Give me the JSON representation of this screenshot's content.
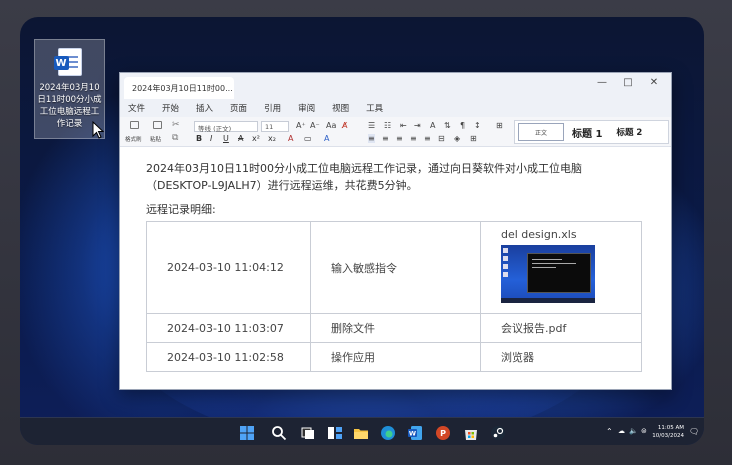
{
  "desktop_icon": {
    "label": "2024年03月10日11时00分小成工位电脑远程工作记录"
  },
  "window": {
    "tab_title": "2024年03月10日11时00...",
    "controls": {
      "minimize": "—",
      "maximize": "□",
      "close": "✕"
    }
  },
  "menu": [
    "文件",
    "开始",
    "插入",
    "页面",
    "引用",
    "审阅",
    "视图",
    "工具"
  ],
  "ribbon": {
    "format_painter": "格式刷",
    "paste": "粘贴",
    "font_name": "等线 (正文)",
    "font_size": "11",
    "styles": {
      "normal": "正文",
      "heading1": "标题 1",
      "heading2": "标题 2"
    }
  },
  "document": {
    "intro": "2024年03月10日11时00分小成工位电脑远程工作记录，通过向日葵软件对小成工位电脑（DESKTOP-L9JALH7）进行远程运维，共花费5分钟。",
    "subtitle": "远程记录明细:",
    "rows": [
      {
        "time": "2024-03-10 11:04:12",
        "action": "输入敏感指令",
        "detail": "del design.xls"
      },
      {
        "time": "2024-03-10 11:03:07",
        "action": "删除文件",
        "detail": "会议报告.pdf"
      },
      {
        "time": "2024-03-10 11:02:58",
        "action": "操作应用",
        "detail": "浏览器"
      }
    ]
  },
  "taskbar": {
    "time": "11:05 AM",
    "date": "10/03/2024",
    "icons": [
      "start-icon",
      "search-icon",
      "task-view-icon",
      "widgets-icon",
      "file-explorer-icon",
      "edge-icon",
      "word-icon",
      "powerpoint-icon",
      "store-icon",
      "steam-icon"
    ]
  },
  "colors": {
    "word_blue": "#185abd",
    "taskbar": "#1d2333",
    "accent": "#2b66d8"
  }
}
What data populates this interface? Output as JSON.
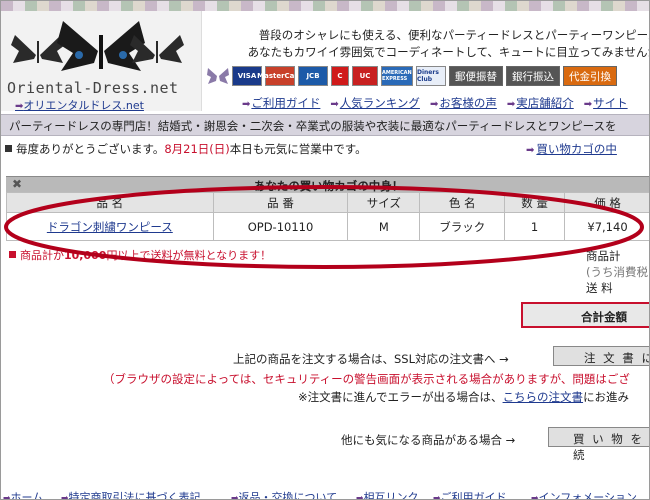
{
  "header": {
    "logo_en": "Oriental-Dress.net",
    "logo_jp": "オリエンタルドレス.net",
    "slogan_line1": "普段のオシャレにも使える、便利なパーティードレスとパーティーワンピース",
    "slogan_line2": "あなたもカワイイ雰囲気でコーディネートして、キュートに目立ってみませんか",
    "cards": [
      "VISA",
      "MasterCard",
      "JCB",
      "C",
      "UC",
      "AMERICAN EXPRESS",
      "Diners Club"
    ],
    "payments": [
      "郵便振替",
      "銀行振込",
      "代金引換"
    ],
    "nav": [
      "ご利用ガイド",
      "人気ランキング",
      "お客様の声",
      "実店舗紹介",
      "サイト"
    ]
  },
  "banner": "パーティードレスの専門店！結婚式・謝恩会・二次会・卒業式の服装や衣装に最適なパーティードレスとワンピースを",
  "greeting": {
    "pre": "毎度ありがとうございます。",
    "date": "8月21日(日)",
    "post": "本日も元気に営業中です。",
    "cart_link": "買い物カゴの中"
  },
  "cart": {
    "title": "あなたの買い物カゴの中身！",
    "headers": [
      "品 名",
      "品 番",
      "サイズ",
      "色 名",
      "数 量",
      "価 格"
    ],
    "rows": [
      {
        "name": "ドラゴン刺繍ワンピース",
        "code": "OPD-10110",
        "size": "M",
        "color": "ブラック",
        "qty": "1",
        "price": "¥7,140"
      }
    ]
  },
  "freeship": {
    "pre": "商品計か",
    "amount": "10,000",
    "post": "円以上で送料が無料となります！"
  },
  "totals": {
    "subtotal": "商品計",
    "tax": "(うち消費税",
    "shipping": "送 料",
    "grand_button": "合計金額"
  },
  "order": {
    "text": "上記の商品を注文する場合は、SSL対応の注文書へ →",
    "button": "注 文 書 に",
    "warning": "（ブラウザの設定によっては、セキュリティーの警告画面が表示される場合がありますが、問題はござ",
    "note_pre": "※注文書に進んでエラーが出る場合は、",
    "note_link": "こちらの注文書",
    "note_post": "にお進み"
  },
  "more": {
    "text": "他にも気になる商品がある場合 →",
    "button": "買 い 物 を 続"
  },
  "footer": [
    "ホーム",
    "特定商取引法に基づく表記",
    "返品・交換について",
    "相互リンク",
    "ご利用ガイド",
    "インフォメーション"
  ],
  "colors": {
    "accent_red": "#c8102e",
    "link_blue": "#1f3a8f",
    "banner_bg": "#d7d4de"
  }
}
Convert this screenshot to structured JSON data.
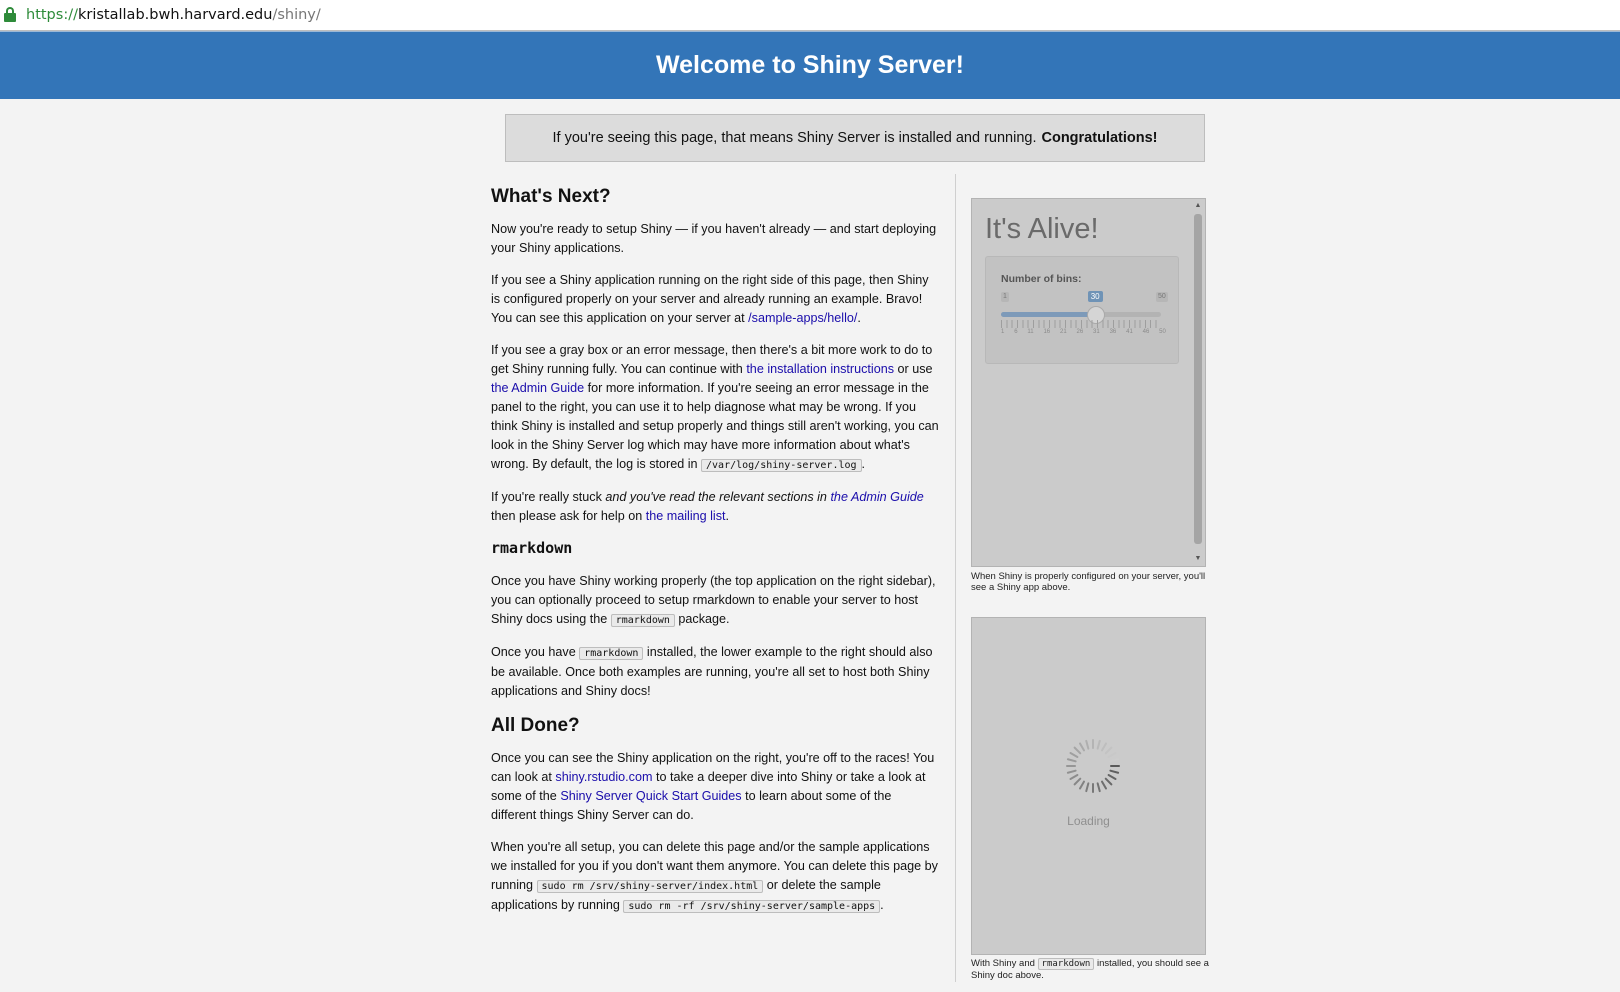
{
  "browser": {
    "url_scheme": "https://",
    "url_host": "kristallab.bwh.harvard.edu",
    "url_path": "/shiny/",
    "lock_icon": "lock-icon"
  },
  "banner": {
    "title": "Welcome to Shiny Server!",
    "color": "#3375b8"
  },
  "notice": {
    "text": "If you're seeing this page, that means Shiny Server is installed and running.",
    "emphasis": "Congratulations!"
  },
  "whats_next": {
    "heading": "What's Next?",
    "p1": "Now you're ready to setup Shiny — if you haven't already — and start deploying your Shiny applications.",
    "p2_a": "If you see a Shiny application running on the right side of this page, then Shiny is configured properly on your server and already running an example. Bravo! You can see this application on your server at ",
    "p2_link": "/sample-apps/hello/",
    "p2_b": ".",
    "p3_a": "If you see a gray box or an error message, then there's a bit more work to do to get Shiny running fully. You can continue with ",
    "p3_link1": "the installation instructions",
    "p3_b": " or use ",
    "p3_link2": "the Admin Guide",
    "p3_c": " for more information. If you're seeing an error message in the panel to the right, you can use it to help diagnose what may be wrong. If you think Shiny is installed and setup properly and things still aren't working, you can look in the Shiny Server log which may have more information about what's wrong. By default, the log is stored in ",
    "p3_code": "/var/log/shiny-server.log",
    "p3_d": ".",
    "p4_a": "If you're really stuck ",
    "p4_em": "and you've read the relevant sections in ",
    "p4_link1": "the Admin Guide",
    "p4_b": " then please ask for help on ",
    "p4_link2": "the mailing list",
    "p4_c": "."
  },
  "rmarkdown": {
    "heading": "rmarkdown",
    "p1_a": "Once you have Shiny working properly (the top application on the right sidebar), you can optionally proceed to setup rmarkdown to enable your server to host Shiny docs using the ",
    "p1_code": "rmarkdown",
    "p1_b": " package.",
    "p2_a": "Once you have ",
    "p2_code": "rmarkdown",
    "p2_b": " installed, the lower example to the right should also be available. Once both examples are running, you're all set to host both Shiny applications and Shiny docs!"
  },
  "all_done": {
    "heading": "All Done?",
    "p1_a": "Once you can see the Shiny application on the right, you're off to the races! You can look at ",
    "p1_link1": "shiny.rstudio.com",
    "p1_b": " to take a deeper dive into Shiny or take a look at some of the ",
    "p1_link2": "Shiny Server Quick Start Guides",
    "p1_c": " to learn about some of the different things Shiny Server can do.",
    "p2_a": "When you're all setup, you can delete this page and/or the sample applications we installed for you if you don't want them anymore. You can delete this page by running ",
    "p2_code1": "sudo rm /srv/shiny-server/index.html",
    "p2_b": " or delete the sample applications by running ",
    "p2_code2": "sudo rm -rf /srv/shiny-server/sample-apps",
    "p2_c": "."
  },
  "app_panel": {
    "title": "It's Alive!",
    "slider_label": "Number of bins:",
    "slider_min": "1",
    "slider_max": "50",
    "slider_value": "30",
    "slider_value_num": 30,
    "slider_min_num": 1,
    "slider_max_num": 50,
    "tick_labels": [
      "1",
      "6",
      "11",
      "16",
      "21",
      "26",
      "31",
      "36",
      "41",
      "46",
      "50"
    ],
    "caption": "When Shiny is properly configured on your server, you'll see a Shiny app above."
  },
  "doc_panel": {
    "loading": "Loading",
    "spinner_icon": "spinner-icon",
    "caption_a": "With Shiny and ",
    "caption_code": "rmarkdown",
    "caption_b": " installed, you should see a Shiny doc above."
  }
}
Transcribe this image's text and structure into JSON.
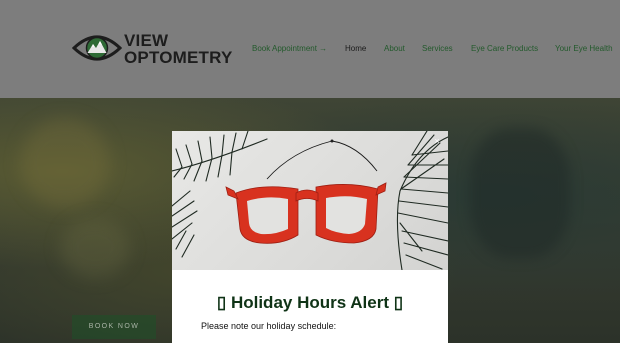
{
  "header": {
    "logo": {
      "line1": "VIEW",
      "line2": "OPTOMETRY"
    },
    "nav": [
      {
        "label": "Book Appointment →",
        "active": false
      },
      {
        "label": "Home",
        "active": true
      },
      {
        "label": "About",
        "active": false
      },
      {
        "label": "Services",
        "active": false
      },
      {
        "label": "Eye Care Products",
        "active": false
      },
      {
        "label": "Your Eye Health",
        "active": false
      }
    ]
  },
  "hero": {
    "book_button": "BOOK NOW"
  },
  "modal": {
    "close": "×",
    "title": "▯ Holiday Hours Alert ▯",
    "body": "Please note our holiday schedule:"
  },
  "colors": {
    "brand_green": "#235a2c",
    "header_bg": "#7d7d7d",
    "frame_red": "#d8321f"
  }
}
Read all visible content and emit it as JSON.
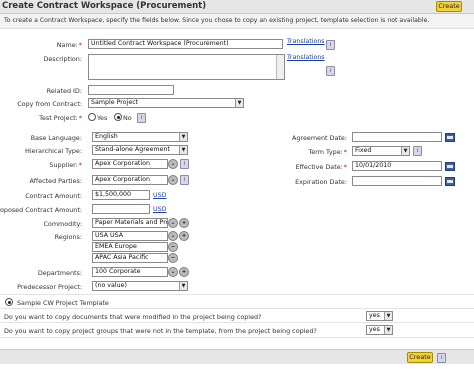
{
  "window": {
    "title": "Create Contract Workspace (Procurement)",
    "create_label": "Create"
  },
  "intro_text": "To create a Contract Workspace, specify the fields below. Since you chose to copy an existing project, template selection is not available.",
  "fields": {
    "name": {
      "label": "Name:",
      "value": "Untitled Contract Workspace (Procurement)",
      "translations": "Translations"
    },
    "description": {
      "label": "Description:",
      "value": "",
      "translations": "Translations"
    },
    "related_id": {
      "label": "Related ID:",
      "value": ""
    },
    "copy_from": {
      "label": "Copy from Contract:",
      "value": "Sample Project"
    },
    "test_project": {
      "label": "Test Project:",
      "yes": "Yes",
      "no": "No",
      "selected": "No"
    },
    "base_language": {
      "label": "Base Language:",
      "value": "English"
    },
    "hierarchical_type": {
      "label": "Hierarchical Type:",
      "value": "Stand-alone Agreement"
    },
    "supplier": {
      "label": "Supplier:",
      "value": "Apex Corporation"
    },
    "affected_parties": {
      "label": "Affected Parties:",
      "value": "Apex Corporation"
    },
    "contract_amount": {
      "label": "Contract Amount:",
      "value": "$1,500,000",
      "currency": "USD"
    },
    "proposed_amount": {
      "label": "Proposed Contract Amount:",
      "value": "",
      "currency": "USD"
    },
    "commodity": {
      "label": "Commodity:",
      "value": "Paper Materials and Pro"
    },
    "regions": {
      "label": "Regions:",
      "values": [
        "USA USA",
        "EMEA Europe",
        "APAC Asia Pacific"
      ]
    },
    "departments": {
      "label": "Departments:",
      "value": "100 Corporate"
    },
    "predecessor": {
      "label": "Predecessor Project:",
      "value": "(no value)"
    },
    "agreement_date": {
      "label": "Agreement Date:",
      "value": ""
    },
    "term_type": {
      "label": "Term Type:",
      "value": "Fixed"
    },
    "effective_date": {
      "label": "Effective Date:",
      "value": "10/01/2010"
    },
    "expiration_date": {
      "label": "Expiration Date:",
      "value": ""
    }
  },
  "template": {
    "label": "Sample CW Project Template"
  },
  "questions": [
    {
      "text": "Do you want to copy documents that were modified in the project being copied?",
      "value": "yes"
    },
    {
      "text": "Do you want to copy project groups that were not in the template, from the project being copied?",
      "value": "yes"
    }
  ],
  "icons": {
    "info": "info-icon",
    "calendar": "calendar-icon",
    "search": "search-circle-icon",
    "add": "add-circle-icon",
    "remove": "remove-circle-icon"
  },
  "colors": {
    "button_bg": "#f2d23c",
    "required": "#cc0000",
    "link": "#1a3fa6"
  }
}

§ **WHAT TO PRODUCE**:
Select every line of the records holding the string "search".

§ **RESULT**:
      "search-icon",
    "search": "search-circle-icon",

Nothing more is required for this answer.